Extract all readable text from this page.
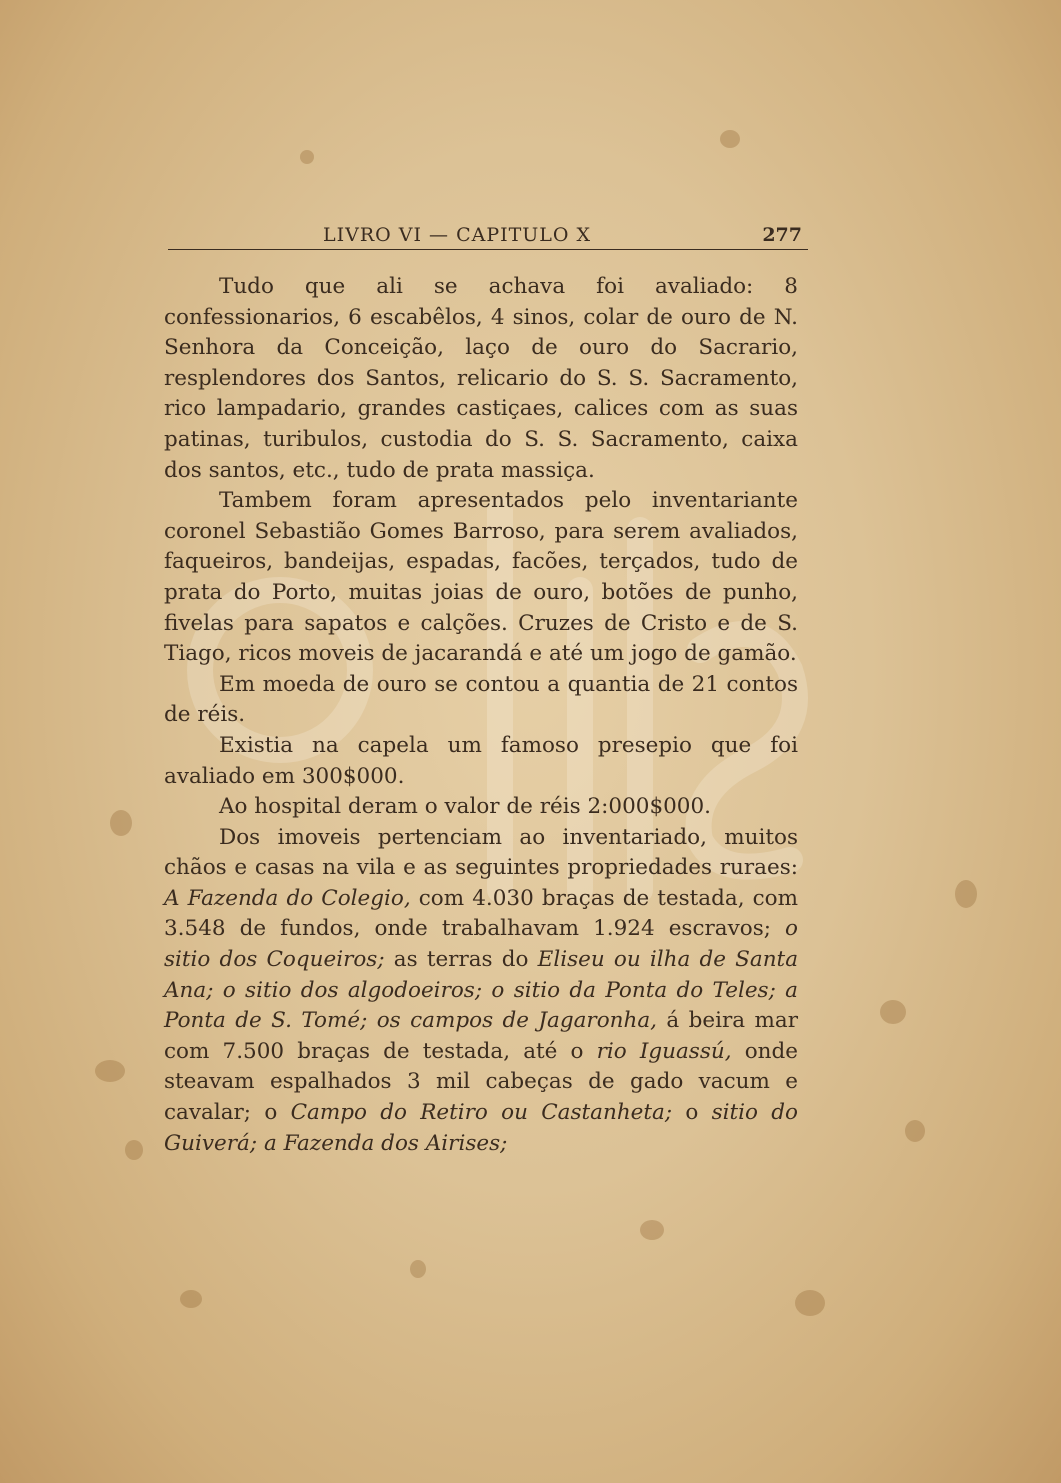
LIVRO VI — CAPITULO X	277

Tudo que ali se achava foi avaliado: 8 confessionarios, 6 escabêlos, 4 sinos, colar de ouro de N. Senhora da Conceição, laço de ouro do Sacrario, resplendores dos Santos, relicario do S. S. Sacramento, rico lampadario, grandes castiçaes, calices com as suas patinas, turibulos, custodia do S. S. Sacramento, caixa dos santos, etc., tudo de prata massiça.

Tambem foram apresentados pelo inventariante coronel Sebastião Gomes Barroso, para serem avaliados, faqueiros, bandeijas, espadas, facões, terçados, tudo de prata do Porto, muitas joias de ouro, botões de punho, fivelas para sapatos e calções. Cruzes de Cristo e de S. Tiago, ricos moveis de jacarandá e até um jogo de gamão.

Em moeda de ouro se contou a quantia de 21 contos de réis.

Existia na capela um famoso presepio que foi avaliado em 300$000.

Ao hospital deram o valor de réis 2:000$000.

Dos imoveis pertenciam ao inventariado, muitos chãos e casas na vila e as seguintes propriedades ruraes: A Fazenda do Colegio, com 4.030 braças de testada, com 3.548 de fundos, onde trabalhavam 1.924 escravos; o sitio dos Coqueiros; as terras do Eliseu ou ilha de Santa Ana; o sitio dos algodoeiros; o sitio da Ponta do Teles; a Ponta de S. Tomé; os campos de Jagaronha, á beira mar com 7.500 braças de testada, até o rio Iguassú, onde steavam espalhados 3 mil cabeças de gado vacum e cavalar; o Campo do Retiro ou Castanheta; o sitio do Guiverá; a Fazenda dos Airises;
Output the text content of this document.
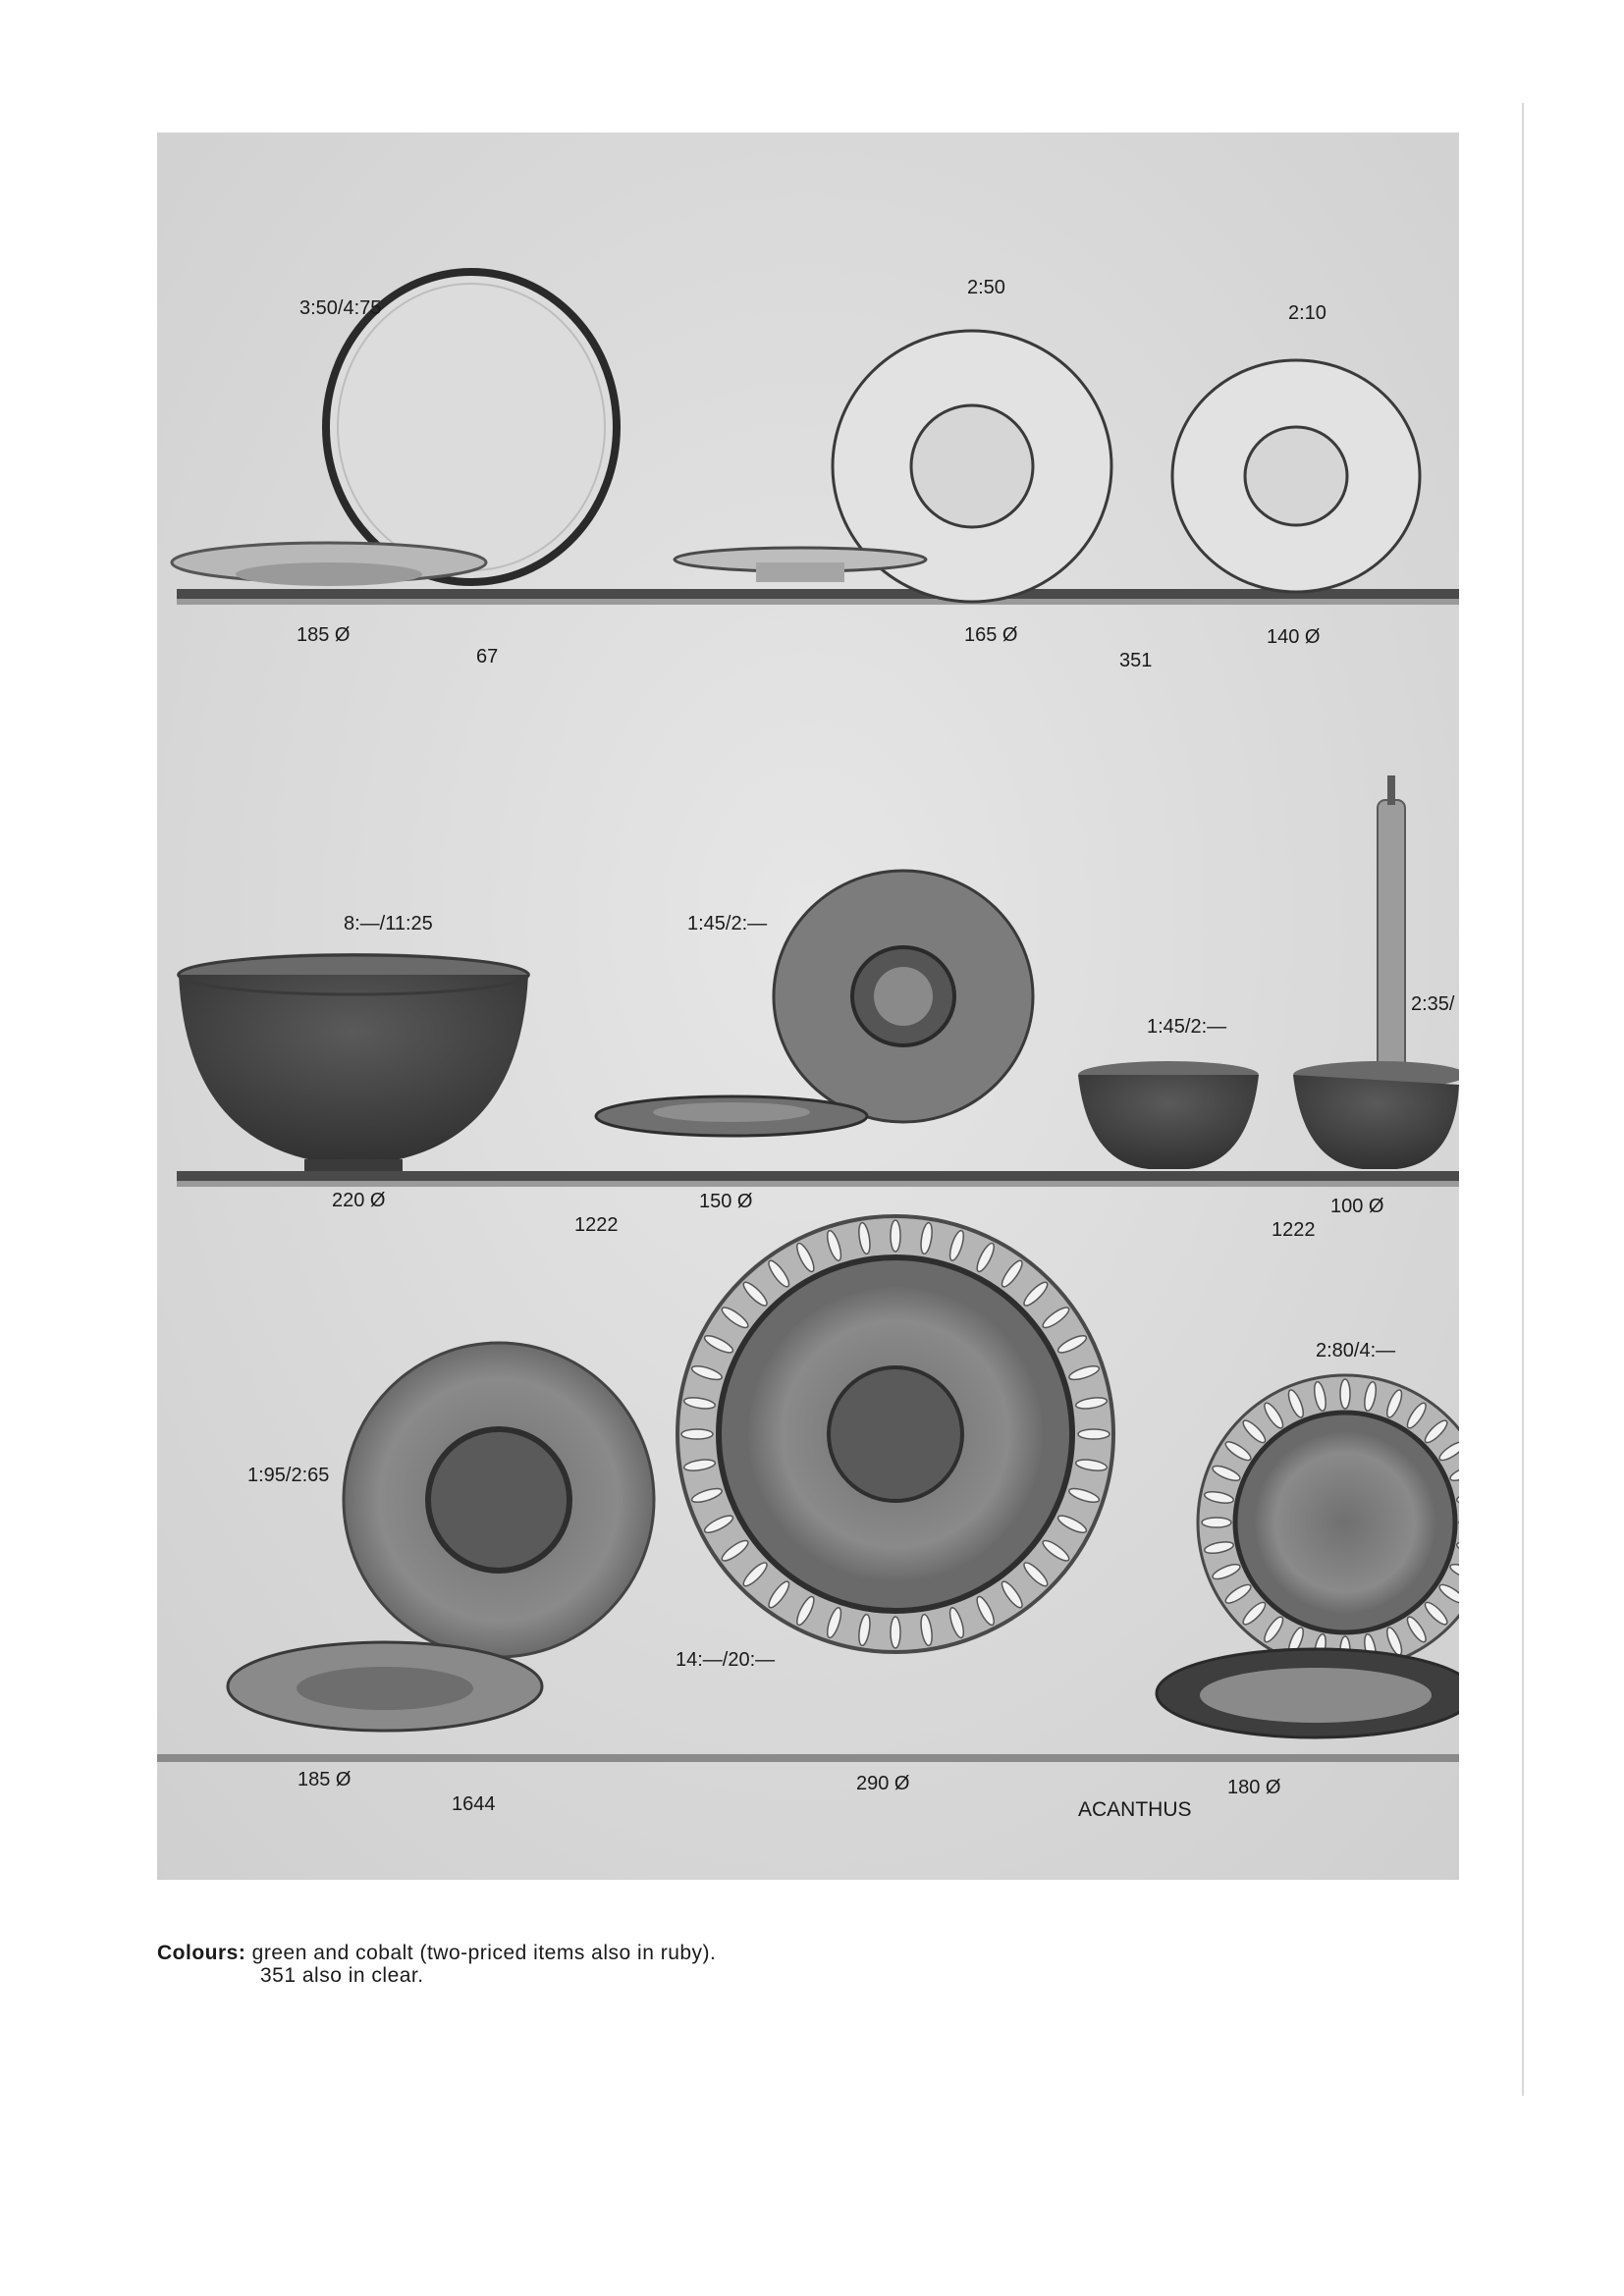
3:50/4:75
2:50
2:10
185 Ø
67
165 Ø
351
140 Ø
8:—/11:25	1:45/2:—
1:45/2:—
2:35/
220 Ø
1222
150 Ø
1222
100 Ø
1:95/2:65
14:—/20:—
2:80/4:—
185 Ø
1644
290 Ø
ACANTHUS
180 Ø
Colours: green and cobalt (two-priced items also in ruby).
351 also in clear.
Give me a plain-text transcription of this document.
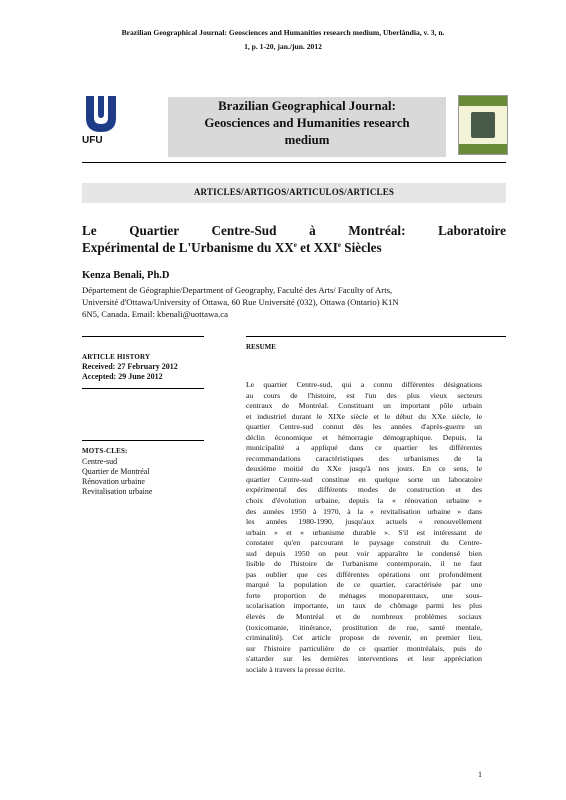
Brazilian Geographical Journal: Geosciences and Humanities research medium, Uberlândia, v. 3, n.
1, p. 1-20, jan./jun. 2012
UFU
Brazilian Geographical Journal:
Geosciences and Humanities research
medium
ARTICLES/ARTIGOS/ARTICULOS/ARTICLES
Le Quartier Centre-Sud à Montréal: Laboratoire
Expérimental de L'Urbanisme du XXe et XXIe Siècles
Kenza Benali, Ph.D
Département de Géographie/Department of Geography, Faculté des Arts/ Faculty of Arts,
Université d'Ottawa/University of Ottawa, 60 Rue Université (032), Ottawa (Ontario) K1N
6N5, Canada. Email: kbenali@uottawa.ca
ARTICLE HISTORY
Received: 27 February 2012
Accepted: 29 June 2012
MOTS-CLES:
Centre-sud
Quartier de Montréal
Rénovation urbaine
Revitalisation urbaine
RESUME
Le quartier Centre-sud, qui a connu différentes désignations
au cours de l'histoire, est l'un des plus vieux secteurs
centraux de Montréal. Constituant un important pôle urbain
et industriel durant le XIXe siècle et le début du XXe siècle, le
quartier Centre-sud connut dès les années d'après-guerre un
déclin économique et hémorragie démographique. Depuis, la
municipalité a appliqué dans ce quartier les différentes
recommandations caractéristiques des urbanismes de la
deuxième moitié du XXe jusqu'à nos jours. En ce sens, le
quartier Centre-sud constitue en quelque sorte un laboratoire
expérimental des différents modes de construction et des
choix d'évolution urbaine, depuis la « rénovation urbaine »
des années 1950 à 1970, à la « revitalisation urbaine » dans
les années 1980-1990, jusqu'aux actuels « renouvellement
urbain » et « urbanisme durable ». S'il est intéressant de
constater qu'en parcourant le paysage construit du Centre-
sud depuis 1950 on peut voir apparaître le condensé bien
lisible de l'histoire de l'urbanisme contemporain, il ne faut
pas oublier que ces différentes opérations ont profondément
marqué la population de ce quartier, caractérisée par une
forte proportion de ménages monoparentaux, une sous-
scolarisation importante, un taux de chômage parmi les plus
élevés de Montréal et de nombreux problèmes sociaux
(toxicomanie, itinérance, prostitution de rue, santé mentale,
criminalité). Cet article propose de revenir, en premier lieu,
sur l'histoire particulière de ce quartier montréalais, puis de
s'attarder sur les dernières interventions et leur appréciation
sociale à travers la presse écrite.
1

» To be done
Omit the pictures and restate the rest of the records verbatim.

» Full output
Extract all readable text from this page.
LIVRO VI — CAPITULO X	277

Tudo que ali se achava foi avaliado: 8 confessionarios, 6 escabêlos, 4 sinos, colar de ouro de N. Senhora da Conceição, laço de ouro do Sacrario, resplendores dos Santos, relicario do S. S. Sacramento, rico lampadario, grandes castiçaes, calices com as suas patinas, turibulos, custodia do S. S. Sacramento, caixa dos santos, etc., tudo de prata massiça.

Tambem foram apresentados pelo inventariante coronel Sebastião Gomes Barroso, para serem avaliados, faqueiros, bandeijas, espadas, facões, terçados, tudo de prata do Porto, muitas joias de ouro, botões de punho, fivelas para sapatos e calções. Cruzes de Cristo e de S. Tiago, ricos moveis de jacarandá e até um jogo de gamão.

Em moeda de ouro se contou a quantia de 21 contos de réis.

Existia na capela um famoso presepio que foi avaliado em 300$000.

Ao hospital deram o valor de réis 2:000$000.

Dos imoveis pertenciam ao inventariado, muitos chãos e casas na vila e as seguintes propriedades ruraes: A Fazenda do Colegio, com 4.030 braças de testada, com 3.548 de fundos, onde trabalhavam 1.924 escravos; o sitio dos Coqueiros; as terras do Eliseu ou ilha de Santa Ana; o sitio dos algodoeiros; o sitio da Ponta do Teles; a Ponta de S. Tomé; os campos de Jagaronha, á beira mar com 7.500 braças de testada, até o rio Iguassú, onde steavam espalhados 3 mil cabeças de gado vacum e cavalar; o Campo do Retiro ou Castanheta; o sitio do Guiverá; a Fazenda dos Airises;
Output the text content of this document.
3:50/4:75
2:50
2:10
185 Ø
67
165 Ø
351
140 Ø
8:—/11:25	1:45/2:—
1:45/2:—
2:35/
220 Ø
1222
150 Ø
1222
100 Ø
1:95/2:65
14:—/20:—
2:80/4:—
185 Ø
1644
290 Ø
ACANTHUS
180 Ø
Colours: green and cobalt (two-priced items also in ruby).
351 also in clear.
Give me a plain-text transcription of this document.
Brazilian Geographical Journal: Geosciences and Humanities research medium, Uberlândia, v. 3, n.
1, p. 1-20, jan./jun. 2012
UFU
Brazilian Geographical Journal:
Geosciences and Humanities research
medium
ARTICLES/ARTIGOS/ARTICULOS/ARTICLES
Le Quartier Centre-Sud à Montréal: Laboratoire
Expérimental de L'Urbanisme du XXe et XXIe Siècles
Kenza Benali, Ph.D
Département de Géographie/Department of Geography, Faculté des Arts/ Faculty of Arts,
Université d'Ottawa/University of Ottawa, 60 Rue Université (032), Ottawa (Ontario) K1N
6N5, Canada. Email: kbenali@uottawa.ca
ARTICLE HISTORY
Received: 27 February 2012
Accepted: 29 June 2012
MOTS-CLES:
Centre-sud
Quartier de Montréal
Rénovation urbaine
Revitalisation urbaine
RESUME
Le quartier Centre-sud, qui a connu différentes désignations
au cours de l'histoire, est l'un des plus vieux secteurs
centraux de Montréal. Constituant un important pôle urbain
et industriel durant le XIXe siècle et le début du XXe siècle, le
quartier Centre-sud connut dès les années d'après-guerre un
déclin économique et hémorragie démographique. Depuis, la
municipalité a appliqué dans ce quartier les différentes
recommandations caractéristiques des urbanismes de la
deuxième moitié du XXe jusqu'à nos jours. En ce sens, le
quartier Centre-sud constitue en quelque sorte un laboratoire
expérimental des différents modes de construction et des
choix d'évolution urbaine, depuis la « rénovation urbaine »
des années 1950 à 1970, à la « revitalisation urbaine » dans
les années 1980-1990, jusqu'aux actuels « renouvellement
urbain » et « urbanisme durable ». S'il est intéressant de
constater qu'en parcourant le paysage construit du Centre-
sud depuis 1950 on peut voir apparaître le condensé bien
lisible de l'histoire de l'urbanisme contemporain, il ne faut
pas oublier que ces différentes opérations ont profondément
marqué la population de ce quartier, caractérisée par une
forte proportion de ménages monoparentaux, une sous-
scolarisation importante, un taux de chômage parmi les plus
élevés de Montréal et de nombreux problèmes sociaux
(toxicomanie, itinérance, prostitution de rue, santé mentale,
criminalité). Cet article propose de revenir, en premier lieu,
sur l'histoire particulière de ce quartier montréalais, puis de
s'attarder sur les dernières interventions et leur appréciation
sociale à travers la presse écrite.
1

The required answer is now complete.